Data shown:
··········

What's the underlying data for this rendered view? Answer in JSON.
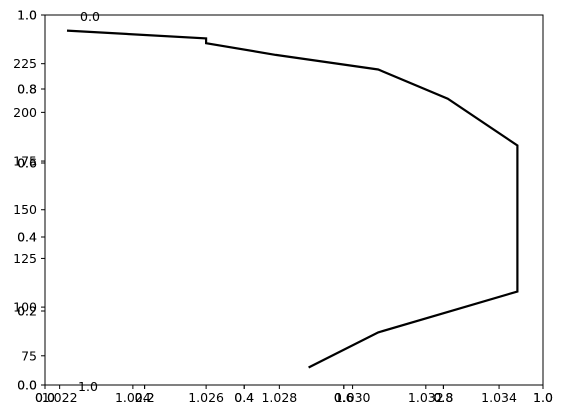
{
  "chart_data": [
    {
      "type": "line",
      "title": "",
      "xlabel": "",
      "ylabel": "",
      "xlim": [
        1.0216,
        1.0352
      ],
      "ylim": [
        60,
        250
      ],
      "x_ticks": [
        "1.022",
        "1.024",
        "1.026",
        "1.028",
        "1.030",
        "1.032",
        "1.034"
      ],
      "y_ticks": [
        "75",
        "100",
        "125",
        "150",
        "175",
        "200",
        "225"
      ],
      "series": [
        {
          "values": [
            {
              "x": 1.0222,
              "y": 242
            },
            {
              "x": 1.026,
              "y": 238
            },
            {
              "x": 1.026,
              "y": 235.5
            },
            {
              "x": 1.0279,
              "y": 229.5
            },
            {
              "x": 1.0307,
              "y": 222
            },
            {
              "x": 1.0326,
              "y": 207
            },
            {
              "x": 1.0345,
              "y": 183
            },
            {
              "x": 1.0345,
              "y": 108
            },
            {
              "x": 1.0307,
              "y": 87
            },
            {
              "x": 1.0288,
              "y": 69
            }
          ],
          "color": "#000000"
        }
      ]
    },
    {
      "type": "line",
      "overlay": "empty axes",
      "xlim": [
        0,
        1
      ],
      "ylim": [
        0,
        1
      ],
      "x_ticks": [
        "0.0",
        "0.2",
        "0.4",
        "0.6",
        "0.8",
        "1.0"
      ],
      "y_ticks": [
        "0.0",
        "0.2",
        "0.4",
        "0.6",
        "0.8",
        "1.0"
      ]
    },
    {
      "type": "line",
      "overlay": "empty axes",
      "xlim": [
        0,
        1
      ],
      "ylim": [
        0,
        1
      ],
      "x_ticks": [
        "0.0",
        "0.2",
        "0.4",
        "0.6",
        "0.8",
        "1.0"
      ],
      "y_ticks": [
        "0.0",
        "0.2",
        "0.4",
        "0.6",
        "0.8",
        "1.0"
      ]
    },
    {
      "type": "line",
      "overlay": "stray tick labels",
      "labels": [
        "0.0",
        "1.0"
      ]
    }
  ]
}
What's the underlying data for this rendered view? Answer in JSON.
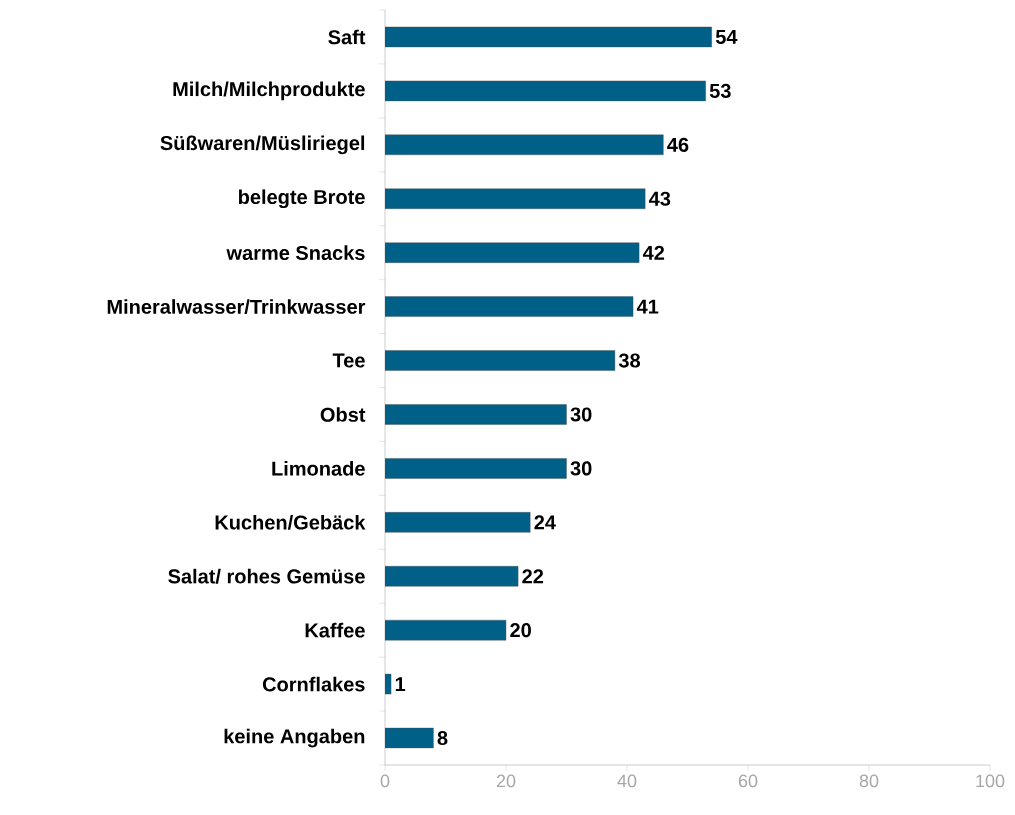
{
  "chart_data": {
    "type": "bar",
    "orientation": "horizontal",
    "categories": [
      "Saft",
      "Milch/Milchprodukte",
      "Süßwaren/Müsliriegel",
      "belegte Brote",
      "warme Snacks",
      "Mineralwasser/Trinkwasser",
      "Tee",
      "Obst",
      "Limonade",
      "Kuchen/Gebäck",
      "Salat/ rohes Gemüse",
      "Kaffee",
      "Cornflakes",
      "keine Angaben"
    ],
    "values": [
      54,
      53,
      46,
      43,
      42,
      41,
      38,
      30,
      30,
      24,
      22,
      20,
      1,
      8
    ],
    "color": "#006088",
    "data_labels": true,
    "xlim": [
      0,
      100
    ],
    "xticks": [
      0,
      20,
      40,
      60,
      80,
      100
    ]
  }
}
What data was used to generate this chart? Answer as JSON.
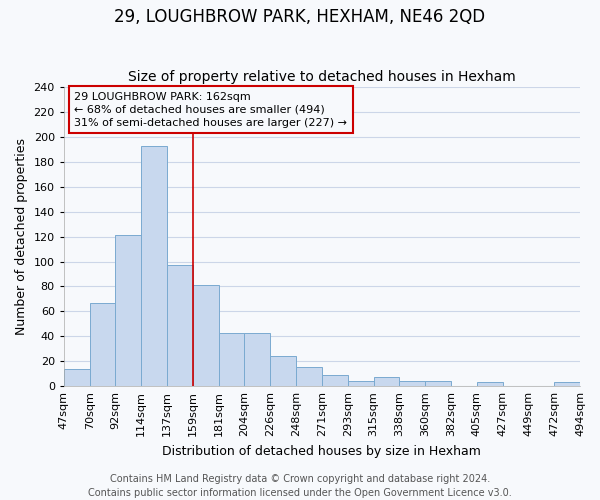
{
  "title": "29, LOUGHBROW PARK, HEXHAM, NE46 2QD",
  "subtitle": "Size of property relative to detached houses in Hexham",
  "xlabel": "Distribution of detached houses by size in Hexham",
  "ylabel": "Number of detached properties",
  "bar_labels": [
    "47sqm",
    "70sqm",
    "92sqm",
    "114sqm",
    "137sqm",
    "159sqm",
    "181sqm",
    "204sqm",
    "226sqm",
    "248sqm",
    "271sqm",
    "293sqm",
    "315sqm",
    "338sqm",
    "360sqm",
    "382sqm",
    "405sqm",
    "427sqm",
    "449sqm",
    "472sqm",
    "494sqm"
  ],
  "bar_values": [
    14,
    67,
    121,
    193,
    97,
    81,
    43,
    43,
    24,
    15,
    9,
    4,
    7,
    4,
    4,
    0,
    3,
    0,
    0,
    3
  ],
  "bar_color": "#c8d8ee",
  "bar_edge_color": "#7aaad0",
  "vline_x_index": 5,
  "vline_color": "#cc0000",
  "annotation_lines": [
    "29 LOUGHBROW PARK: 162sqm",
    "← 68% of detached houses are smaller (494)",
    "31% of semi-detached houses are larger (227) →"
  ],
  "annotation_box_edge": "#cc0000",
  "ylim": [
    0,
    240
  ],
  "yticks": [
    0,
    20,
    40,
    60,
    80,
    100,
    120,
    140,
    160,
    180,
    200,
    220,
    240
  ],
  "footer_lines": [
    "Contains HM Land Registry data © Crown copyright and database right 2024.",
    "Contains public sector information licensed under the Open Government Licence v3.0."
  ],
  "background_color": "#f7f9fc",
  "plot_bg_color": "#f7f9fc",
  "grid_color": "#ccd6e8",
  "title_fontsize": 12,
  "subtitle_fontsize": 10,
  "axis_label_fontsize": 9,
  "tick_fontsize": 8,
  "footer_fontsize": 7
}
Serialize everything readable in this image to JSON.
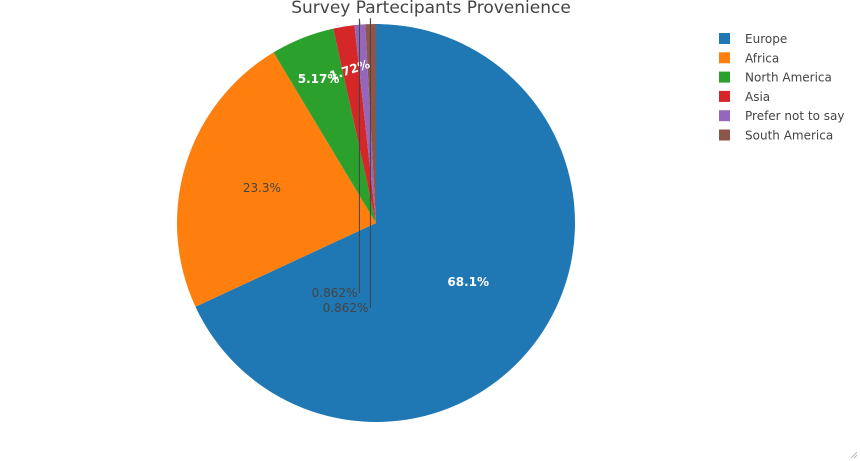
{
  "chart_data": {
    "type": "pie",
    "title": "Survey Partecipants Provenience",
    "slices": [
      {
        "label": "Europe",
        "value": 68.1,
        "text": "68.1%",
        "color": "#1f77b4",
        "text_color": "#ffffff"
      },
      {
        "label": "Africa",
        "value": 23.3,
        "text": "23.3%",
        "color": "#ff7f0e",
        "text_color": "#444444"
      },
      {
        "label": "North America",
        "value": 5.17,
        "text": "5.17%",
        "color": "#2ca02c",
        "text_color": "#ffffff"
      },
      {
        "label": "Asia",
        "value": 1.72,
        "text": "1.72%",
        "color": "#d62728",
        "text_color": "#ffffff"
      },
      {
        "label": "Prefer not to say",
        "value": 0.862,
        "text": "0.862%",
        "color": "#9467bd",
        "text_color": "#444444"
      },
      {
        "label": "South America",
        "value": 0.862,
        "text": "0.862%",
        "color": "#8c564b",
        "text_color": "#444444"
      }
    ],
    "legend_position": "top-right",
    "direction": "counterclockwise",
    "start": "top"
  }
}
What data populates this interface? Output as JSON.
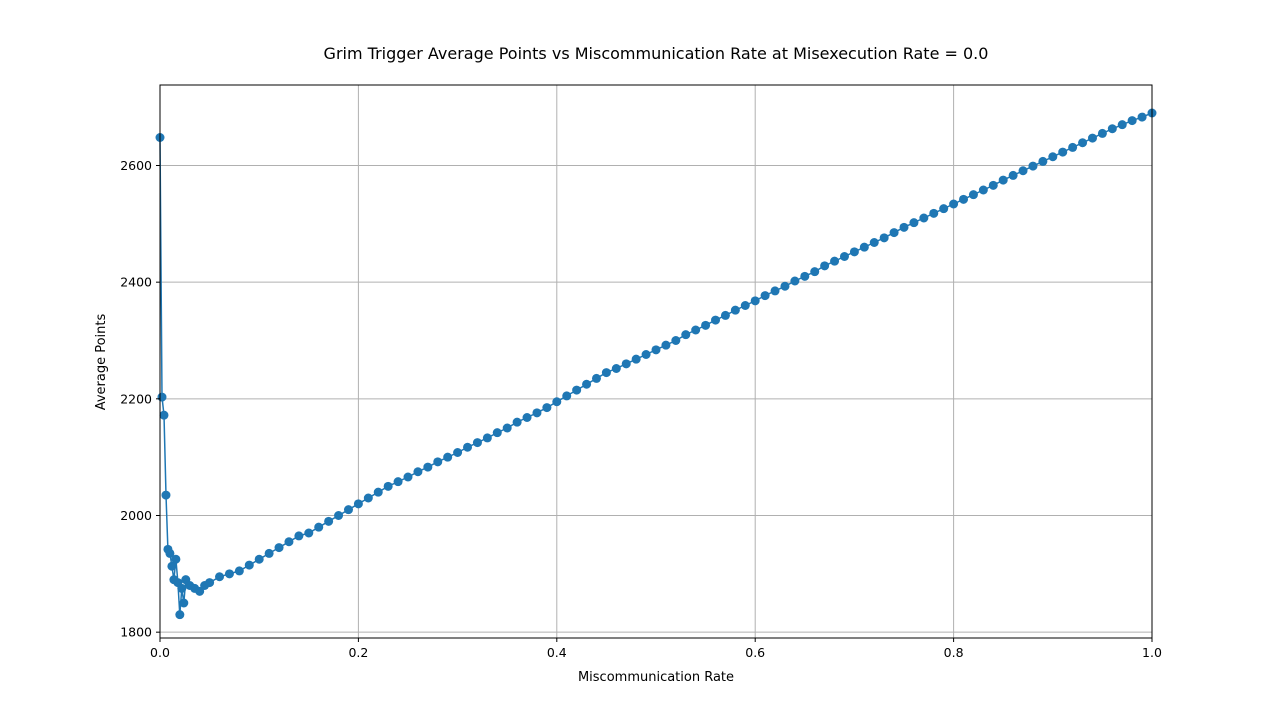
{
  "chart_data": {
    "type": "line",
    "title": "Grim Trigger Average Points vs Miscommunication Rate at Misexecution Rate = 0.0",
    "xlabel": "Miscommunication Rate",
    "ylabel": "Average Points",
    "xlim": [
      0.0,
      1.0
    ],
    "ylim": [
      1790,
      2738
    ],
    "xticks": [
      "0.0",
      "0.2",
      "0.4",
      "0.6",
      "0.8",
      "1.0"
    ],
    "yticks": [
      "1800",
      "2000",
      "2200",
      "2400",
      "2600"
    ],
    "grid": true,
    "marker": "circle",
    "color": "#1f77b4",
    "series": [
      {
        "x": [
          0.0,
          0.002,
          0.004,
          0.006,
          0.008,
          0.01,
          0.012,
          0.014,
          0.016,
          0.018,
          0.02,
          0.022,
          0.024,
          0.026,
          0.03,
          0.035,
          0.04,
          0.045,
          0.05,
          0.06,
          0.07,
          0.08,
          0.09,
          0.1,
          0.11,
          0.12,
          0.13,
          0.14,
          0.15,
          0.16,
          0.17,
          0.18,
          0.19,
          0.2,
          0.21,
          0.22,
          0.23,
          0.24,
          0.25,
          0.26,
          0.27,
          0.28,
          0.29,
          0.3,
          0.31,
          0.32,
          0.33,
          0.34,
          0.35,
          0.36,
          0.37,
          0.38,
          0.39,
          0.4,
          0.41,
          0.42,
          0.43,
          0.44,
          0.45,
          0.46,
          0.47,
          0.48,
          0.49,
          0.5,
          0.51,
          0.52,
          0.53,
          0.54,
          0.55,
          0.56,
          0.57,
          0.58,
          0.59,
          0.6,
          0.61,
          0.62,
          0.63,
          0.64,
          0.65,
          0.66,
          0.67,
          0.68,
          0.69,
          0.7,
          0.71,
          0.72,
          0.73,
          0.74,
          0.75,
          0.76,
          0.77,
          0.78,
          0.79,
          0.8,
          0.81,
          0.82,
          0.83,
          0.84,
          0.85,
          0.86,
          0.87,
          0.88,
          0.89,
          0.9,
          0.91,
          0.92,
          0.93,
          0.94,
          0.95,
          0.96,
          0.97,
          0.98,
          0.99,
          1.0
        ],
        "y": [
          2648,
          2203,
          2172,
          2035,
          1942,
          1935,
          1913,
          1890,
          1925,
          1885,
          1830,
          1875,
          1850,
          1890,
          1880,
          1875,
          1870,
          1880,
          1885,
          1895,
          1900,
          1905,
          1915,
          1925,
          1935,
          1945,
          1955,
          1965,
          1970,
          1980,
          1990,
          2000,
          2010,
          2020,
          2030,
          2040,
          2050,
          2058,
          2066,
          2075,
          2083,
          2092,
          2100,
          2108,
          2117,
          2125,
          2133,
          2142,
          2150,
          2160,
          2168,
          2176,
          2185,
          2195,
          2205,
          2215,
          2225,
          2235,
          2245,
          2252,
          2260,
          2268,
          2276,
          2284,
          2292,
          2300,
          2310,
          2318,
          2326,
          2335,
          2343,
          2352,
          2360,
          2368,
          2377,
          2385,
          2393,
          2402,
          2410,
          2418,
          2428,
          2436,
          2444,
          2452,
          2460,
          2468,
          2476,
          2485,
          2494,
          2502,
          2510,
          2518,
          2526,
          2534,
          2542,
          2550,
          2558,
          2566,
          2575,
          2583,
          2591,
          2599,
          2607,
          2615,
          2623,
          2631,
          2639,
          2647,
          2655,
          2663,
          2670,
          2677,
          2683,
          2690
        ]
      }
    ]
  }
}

··········

Goal of the exercise: Locate all lines in the listing above with the word "houses" and copy them.

Response to this exercise:
  "subtitle": "Size of property relative to detached houses in Hexham",
  "xlabel": "Distribution of detached houses by size in Hexham",
    "← 68% of detached houses are smaller (494)",
    "31% of semi-detached houses are larger (227) →"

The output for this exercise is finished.